■ **Data for processing**:
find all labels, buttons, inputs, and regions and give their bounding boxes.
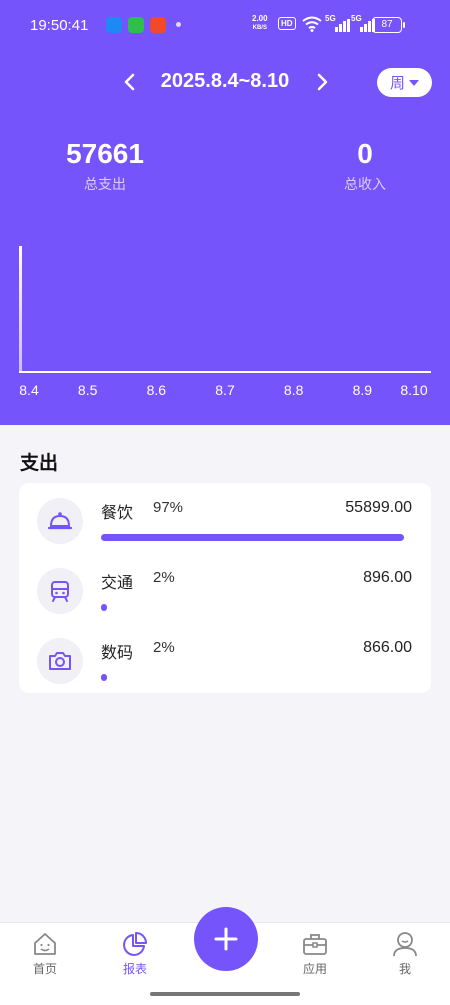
report-header: 19:50:41 2.00 KB/S HD 5G 5G 87 2025.8.4~… xyxy=(0,0,450,425)
chart-tick-label: 8.4 xyxy=(19,382,39,398)
status-bar: 19:50:41 2.00 KB/S HD 5G 5G 87 xyxy=(0,0,450,50)
home-icon xyxy=(34,933,56,955)
camera-icon xyxy=(37,638,83,684)
caret-down-icon xyxy=(409,79,419,86)
signal-1-icon xyxy=(335,19,350,32)
hd-badge: HD xyxy=(278,17,296,30)
toolbox-icon xyxy=(303,934,327,955)
tab-me[interactable]: 我 xyxy=(365,923,445,983)
train-icon xyxy=(37,568,83,614)
tab-home[interactable]: 首页 xyxy=(5,923,85,983)
tab-label: 首页 xyxy=(32,962,57,976)
tab-label: 应用 xyxy=(302,962,327,976)
category-row[interactable]: 数码 2% 866.00 xyxy=(19,623,431,693)
category-amount: 55899.00 xyxy=(345,499,412,516)
period-select-button[interactable]: 周 xyxy=(377,68,432,97)
food-cloche-icon xyxy=(37,498,83,544)
tab-label: 报表 xyxy=(122,962,147,976)
total-income-value: 0 xyxy=(357,138,373,169)
category-percent: 2% xyxy=(153,639,175,656)
next-period-chevron-icon[interactable] xyxy=(310,70,334,94)
category-name: 交通 xyxy=(101,573,134,592)
date-range-label: 2025.8.4~8.10 xyxy=(160,70,290,92)
user-icon xyxy=(393,932,417,957)
tab-reports[interactable]: 报表 xyxy=(95,923,175,983)
add-record-button[interactable] xyxy=(194,907,258,971)
tab-apps[interactable]: 应用 xyxy=(275,923,355,983)
section-title: 支出 xyxy=(20,452,59,474)
status-time: 19:50:41 xyxy=(30,17,89,34)
chart-tick-label: 8.7 xyxy=(215,382,235,398)
category-percent: 97% xyxy=(153,499,184,516)
shopping-app-icon xyxy=(150,17,166,33)
chart-x-axis xyxy=(19,371,431,373)
total-income-label: 总收入 xyxy=(344,177,386,193)
network-speed: 2.00 KB/S xyxy=(252,14,268,32)
prev-period-chevron-icon[interactable] xyxy=(118,70,142,94)
chart-tick-label: 8.10 xyxy=(400,382,428,398)
category-progress-bar xyxy=(101,674,108,681)
category-amount: 896.00 xyxy=(363,569,412,586)
bluetooth-app-icon xyxy=(106,17,122,33)
category-name: 餐饮 xyxy=(101,503,134,522)
chart-tick-label: 8.6 xyxy=(146,382,167,398)
total-expense-summary: 57661 总支出 xyxy=(35,138,175,194)
period-select-label: 周 xyxy=(389,74,405,92)
chart-tick-label: 8.5 xyxy=(77,382,98,398)
tab-label: 我 xyxy=(398,962,411,976)
home-indicator[interactable] xyxy=(150,992,300,996)
total-expense-label: 总支出 xyxy=(84,177,126,193)
category-progress-bar xyxy=(101,604,108,611)
pie-chart-icon xyxy=(123,932,147,956)
phone-app-icon xyxy=(128,17,144,33)
category-list-card: 餐饮 97% 55899.00 交通 2% 896.00 数码 2% 866.0… xyxy=(19,483,431,693)
category-row[interactable]: 餐饮 97% 55899.00 xyxy=(19,483,431,553)
category-progress-bar xyxy=(101,534,404,541)
notification-dot-icon xyxy=(176,22,181,27)
chart-tick-label: 8.9 xyxy=(352,382,373,398)
category-amount: 866.00 xyxy=(363,639,412,656)
battery-icon: 87 xyxy=(372,17,405,33)
total-expense-value: 57661 xyxy=(66,138,144,169)
plus-icon xyxy=(214,927,238,951)
category-percent: 2% xyxy=(153,569,175,586)
chart-bar xyxy=(19,246,22,372)
total-income-summary: 0 总收入 xyxy=(295,138,435,194)
category-name: 数码 xyxy=(101,643,134,662)
category-row[interactable]: 交通 2% 896.00 xyxy=(19,553,431,623)
wifi-icon xyxy=(302,16,322,32)
chart-tick-label: 8.8 xyxy=(283,382,304,398)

■ **Your task**: Extract all of the lines above exactly as they appear, leaving the pictures out of your answer.

■ **Task output**:
find all labels, buttons, inputs, and regions and give their bounding boxes.
report-header: 19:50:41 2.00 KB/S HD 5G 5G 87 2025.8.4~… xyxy=(0,0,450,425)
chart-tick-label: 8.4 xyxy=(19,382,39,398)
status-bar: 19:50:41 2.00 KB/S HD 5G 5G 87 xyxy=(0,0,450,50)
home-icon xyxy=(34,933,56,955)
camera-icon xyxy=(37,638,83,684)
caret-down-icon xyxy=(409,79,419,86)
signal-1-icon xyxy=(335,19,350,32)
hd-badge: HD xyxy=(278,17,296,30)
toolbox-icon xyxy=(303,934,327,955)
tab-me[interactable]: 我 xyxy=(365,923,445,983)
train-icon xyxy=(37,568,83,614)
tab-home[interactable]: 首页 xyxy=(5,923,85,983)
tab-label: 首页 xyxy=(32,962,57,976)
tab-label: 应用 xyxy=(302,962,327,976)
category-row[interactable]: 数码 2% 866.00 xyxy=(19,623,431,693)
category-amount: 55899.00 xyxy=(345,499,412,516)
period-select-button[interactable]: 周 xyxy=(377,68,432,97)
food-cloche-icon xyxy=(37,498,83,544)
tab-label: 报表 xyxy=(122,962,147,976)
total-income-value: 0 xyxy=(357,138,373,169)
category-percent: 2% xyxy=(153,639,175,656)
next-period-chevron-icon[interactable] xyxy=(310,70,334,94)
category-name: 交通 xyxy=(101,573,134,592)
date-range-label: 2025.8.4~8.10 xyxy=(160,70,290,92)
user-icon xyxy=(393,932,417,957)
tab-reports[interactable]: 报表 xyxy=(95,923,175,983)
add-record-button[interactable] xyxy=(194,907,258,971)
tab-apps[interactable]: 应用 xyxy=(275,923,355,983)
section-title: 支出 xyxy=(20,452,59,474)
status-time: 19:50:41 xyxy=(30,17,89,34)
chart-tick-label: 8.7 xyxy=(215,382,235,398)
category-percent: 97% xyxy=(153,499,184,516)
shopping-app-icon xyxy=(150,17,166,33)
chart-x-axis xyxy=(19,371,431,373)
total-income-label: 总收入 xyxy=(344,177,386,193)
network-speed: 2.00 KB/S xyxy=(252,14,268,32)
prev-period-chevron-icon[interactable] xyxy=(118,70,142,94)
chart-tick-label: 8.10 xyxy=(400,382,428,398)
category-progress-bar xyxy=(101,674,108,681)
category-amount: 896.00 xyxy=(363,569,412,586)
bluetooth-app-icon xyxy=(106,17,122,33)
category-name: 餐饮 xyxy=(101,503,134,522)
chart-tick-label: 8.6 xyxy=(146,382,167,398)
total-expense-summary: 57661 总支出 xyxy=(35,138,175,194)
period-select-label: 周 xyxy=(389,74,405,92)
chart-tick-label: 8.5 xyxy=(77,382,98,398)
tab-label: 我 xyxy=(398,962,411,976)
home-indicator[interactable] xyxy=(150,992,300,996)
total-expense-label: 总支出 xyxy=(84,177,126,193)
category-progress-bar xyxy=(101,604,108,611)
pie-chart-icon xyxy=(123,932,147,956)
phone-app-icon xyxy=(128,17,144,33)
category-list-card: 餐饮 97% 55899.00 交通 2% 896.00 数码 2% 866.0… xyxy=(19,483,431,693)
category-row[interactable]: 餐饮 97% 55899.00 xyxy=(19,483,431,553)
category-progress-bar xyxy=(101,534,404,541)
notification-dot-icon xyxy=(176,22,181,27)
chart-tick-label: 8.9 xyxy=(352,382,373,398)
category-amount: 866.00 xyxy=(363,639,412,656)
battery-icon: 87 xyxy=(372,17,405,33)
total-expense-value: 57661 xyxy=(66,138,144,169)
plus-icon xyxy=(214,927,238,951)
category-percent: 2% xyxy=(153,569,175,586)
chart-bar xyxy=(19,246,22,372)
total-income-summary: 0 总收入 xyxy=(295,138,435,194)
category-name: 数码 xyxy=(101,643,134,662)
category-row[interactable]: 交通 2% 896.00 xyxy=(19,553,431,623)
wifi-icon xyxy=(302,16,322,32)
chart-tick-label: 8.8 xyxy=(283,382,304,398)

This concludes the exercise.